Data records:
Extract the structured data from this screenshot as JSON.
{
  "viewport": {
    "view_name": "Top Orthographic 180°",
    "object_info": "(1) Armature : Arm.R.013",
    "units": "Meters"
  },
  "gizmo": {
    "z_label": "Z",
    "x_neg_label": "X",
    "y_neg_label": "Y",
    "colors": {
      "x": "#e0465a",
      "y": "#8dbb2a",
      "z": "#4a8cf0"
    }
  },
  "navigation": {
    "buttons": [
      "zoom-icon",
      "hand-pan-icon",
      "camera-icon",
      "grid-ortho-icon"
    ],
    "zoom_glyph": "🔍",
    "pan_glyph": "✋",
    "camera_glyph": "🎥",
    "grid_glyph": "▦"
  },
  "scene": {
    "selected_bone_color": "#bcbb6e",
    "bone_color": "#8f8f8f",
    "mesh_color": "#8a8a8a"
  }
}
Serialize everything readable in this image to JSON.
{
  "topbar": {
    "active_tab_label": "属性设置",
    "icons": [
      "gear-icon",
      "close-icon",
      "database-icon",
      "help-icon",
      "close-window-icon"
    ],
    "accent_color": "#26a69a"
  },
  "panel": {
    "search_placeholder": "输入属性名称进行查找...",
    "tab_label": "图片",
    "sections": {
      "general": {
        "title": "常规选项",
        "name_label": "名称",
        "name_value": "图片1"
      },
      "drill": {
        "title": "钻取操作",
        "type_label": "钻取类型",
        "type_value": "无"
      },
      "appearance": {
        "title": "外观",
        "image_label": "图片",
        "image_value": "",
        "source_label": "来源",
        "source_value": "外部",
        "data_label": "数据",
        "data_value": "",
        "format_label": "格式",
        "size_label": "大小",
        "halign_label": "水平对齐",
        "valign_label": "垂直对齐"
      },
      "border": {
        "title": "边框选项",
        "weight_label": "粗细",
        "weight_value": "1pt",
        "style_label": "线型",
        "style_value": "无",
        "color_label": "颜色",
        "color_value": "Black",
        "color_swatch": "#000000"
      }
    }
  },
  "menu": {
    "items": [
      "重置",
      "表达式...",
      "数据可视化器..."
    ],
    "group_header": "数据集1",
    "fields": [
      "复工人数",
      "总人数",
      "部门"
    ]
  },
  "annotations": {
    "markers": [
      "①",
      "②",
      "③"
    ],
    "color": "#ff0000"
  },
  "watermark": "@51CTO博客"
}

**Given instruction:** Every line of the records that includes the word "JSON" should be gathered.

**Task response:**
Extract the structured data from this screenshot as JSON.
Serialize everything readable in this image to JSON.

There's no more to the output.